What you should do => Find how many lines in the data below include the word "lettres", then write only that number.

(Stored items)
::::::

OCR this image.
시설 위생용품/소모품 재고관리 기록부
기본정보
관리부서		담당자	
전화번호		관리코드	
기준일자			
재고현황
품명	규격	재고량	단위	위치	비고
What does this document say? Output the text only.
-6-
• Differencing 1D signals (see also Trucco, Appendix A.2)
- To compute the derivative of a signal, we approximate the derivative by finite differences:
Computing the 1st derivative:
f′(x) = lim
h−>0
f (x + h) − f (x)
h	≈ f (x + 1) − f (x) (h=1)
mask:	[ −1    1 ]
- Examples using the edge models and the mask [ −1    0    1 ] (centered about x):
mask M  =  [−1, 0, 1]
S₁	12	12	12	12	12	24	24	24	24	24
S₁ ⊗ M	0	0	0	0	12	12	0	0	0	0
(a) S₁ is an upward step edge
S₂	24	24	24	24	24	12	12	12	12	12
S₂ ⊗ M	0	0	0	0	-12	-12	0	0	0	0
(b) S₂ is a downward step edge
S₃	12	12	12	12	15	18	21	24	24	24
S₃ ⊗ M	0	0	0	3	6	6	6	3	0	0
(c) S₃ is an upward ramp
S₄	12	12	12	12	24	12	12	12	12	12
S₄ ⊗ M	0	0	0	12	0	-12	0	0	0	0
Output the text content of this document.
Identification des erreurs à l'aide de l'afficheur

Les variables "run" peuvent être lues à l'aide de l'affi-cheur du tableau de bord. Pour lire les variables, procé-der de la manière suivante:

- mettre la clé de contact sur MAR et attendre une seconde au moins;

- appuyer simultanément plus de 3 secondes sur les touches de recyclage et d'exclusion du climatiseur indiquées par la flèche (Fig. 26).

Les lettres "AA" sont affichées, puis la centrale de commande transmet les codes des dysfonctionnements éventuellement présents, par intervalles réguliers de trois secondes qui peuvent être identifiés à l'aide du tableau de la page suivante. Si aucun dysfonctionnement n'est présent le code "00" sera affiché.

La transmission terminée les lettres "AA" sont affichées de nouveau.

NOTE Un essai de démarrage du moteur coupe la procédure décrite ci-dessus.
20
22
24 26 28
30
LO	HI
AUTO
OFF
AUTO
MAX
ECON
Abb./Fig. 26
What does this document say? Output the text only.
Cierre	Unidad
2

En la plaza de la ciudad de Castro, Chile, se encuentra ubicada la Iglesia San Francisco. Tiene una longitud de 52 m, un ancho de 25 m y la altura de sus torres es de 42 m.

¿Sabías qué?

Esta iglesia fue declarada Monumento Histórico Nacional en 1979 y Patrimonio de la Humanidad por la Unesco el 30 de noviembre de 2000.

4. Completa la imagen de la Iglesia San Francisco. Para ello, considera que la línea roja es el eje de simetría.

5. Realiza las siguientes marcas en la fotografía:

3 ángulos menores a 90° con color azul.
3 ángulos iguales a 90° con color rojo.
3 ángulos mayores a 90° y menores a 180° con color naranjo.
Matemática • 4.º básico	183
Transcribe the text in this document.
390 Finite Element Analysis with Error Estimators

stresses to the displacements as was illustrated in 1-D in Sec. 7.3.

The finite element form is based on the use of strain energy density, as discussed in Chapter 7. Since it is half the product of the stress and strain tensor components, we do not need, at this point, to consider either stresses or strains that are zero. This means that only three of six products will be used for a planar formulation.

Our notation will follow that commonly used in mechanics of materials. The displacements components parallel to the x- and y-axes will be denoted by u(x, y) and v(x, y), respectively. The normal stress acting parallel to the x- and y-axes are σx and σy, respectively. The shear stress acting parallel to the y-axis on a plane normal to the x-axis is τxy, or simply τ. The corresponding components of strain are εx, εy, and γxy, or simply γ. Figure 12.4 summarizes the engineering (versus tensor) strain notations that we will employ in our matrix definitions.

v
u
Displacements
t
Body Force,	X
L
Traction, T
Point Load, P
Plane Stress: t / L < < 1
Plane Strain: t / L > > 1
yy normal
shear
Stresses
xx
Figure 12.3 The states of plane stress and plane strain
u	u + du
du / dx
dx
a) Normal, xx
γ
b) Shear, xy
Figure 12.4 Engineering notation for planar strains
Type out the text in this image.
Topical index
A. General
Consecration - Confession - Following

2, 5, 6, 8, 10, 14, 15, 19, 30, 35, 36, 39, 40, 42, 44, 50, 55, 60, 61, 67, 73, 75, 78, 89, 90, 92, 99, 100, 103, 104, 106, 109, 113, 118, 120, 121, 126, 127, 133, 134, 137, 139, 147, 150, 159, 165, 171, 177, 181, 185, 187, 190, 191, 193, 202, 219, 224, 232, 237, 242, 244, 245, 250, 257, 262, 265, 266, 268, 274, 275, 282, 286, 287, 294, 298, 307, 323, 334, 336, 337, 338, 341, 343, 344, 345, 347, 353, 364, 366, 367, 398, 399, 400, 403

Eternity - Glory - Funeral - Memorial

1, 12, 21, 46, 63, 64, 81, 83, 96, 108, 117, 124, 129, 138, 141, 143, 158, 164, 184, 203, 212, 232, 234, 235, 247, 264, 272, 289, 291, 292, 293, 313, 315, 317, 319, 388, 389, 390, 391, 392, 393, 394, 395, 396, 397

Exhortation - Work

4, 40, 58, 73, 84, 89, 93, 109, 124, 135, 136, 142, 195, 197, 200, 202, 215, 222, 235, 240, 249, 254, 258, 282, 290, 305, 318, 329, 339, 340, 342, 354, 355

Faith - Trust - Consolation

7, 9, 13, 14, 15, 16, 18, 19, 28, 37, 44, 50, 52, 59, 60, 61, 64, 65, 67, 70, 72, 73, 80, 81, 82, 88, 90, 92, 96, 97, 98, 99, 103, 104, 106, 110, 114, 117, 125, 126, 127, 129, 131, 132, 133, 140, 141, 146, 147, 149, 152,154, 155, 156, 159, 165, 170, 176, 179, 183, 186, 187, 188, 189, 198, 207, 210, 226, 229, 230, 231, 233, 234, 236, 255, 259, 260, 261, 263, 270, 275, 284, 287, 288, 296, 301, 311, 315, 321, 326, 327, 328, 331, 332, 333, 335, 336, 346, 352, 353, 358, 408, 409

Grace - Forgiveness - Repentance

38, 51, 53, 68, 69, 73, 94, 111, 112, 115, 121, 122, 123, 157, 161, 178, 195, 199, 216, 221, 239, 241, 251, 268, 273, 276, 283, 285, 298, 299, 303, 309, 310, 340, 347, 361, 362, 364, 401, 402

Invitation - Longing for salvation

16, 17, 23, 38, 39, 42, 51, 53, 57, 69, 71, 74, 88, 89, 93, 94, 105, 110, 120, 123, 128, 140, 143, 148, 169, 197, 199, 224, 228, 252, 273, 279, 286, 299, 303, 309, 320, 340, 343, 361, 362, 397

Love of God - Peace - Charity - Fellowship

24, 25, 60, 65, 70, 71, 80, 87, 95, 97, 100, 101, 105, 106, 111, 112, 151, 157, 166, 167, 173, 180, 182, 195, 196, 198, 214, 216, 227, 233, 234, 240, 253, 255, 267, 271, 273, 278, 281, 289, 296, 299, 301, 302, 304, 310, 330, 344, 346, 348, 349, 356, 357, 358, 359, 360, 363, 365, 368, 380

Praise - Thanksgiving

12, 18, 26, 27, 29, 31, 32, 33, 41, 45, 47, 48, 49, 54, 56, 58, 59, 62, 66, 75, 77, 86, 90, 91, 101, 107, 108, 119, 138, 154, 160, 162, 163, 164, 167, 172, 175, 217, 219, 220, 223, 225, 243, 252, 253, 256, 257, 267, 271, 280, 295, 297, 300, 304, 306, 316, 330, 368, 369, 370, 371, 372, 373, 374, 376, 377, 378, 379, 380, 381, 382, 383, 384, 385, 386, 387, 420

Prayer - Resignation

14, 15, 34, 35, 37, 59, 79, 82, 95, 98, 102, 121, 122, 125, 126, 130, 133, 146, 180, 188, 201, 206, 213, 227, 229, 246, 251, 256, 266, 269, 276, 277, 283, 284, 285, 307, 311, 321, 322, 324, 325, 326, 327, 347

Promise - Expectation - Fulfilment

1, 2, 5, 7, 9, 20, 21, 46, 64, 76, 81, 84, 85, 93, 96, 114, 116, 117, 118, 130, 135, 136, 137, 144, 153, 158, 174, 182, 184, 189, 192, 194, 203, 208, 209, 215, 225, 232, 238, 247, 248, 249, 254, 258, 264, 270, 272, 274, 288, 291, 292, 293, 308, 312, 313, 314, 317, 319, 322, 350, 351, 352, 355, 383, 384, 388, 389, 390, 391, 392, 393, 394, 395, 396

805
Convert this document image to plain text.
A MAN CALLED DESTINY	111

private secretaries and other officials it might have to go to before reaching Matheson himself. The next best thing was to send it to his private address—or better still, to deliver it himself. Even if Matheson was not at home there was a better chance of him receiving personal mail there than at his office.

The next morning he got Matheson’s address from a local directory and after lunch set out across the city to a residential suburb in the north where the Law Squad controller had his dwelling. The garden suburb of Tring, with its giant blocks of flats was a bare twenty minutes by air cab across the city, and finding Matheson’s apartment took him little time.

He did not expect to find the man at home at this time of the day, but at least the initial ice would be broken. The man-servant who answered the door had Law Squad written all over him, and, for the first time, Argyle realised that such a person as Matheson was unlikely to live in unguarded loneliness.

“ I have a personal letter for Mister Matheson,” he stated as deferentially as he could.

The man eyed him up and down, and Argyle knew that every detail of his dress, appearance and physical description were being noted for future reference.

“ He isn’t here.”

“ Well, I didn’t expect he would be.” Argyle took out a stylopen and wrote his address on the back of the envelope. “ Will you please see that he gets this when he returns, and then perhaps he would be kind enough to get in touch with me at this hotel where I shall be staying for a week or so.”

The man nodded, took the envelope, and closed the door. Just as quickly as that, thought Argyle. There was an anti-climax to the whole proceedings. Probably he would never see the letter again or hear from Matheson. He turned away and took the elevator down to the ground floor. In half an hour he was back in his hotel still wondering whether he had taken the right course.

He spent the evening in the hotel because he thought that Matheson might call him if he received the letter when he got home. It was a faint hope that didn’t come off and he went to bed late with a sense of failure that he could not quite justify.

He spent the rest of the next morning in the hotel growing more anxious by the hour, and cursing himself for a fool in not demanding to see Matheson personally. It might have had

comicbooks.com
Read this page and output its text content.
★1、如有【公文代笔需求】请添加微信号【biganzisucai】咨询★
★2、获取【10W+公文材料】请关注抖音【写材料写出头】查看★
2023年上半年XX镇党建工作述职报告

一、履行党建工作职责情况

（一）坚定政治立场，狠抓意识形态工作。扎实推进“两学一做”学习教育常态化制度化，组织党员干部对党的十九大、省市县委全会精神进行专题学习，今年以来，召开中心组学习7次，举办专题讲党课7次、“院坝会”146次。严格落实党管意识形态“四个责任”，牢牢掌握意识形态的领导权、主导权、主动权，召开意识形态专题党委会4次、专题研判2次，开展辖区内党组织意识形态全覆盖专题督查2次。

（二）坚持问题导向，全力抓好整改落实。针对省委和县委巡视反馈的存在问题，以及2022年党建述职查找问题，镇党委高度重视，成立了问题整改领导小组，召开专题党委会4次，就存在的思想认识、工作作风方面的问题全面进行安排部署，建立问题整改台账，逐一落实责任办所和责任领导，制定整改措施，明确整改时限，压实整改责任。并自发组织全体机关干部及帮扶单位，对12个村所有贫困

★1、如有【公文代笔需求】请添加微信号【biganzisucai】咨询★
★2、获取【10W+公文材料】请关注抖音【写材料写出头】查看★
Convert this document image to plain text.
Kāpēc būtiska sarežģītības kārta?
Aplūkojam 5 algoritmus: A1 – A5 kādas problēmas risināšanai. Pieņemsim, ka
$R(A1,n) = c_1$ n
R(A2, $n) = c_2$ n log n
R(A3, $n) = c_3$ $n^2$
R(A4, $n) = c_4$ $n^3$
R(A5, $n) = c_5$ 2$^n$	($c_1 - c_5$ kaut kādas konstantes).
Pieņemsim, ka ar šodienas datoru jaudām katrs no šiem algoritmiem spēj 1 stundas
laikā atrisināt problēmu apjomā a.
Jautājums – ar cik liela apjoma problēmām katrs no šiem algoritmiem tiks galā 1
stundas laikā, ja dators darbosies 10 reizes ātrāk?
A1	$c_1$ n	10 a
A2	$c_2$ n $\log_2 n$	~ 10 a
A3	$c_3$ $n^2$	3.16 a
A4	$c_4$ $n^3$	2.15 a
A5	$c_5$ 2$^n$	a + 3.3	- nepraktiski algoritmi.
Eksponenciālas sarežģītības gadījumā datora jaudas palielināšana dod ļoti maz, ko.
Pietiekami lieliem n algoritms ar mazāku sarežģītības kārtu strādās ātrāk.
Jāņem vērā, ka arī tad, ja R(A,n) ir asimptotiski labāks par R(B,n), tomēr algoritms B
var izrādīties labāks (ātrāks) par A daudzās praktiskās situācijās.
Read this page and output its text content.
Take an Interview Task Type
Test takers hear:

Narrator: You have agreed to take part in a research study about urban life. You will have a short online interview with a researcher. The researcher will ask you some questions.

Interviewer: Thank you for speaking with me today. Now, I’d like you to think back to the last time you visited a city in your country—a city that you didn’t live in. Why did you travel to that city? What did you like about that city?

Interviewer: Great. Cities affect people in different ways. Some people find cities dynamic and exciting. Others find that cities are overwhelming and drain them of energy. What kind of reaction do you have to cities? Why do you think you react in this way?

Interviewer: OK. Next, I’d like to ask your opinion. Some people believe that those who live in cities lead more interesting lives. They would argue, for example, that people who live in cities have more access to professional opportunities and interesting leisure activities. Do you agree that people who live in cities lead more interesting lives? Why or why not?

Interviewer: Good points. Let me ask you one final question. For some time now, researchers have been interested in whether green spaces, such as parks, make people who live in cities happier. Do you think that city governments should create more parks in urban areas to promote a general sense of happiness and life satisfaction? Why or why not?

::::::

Written response => 2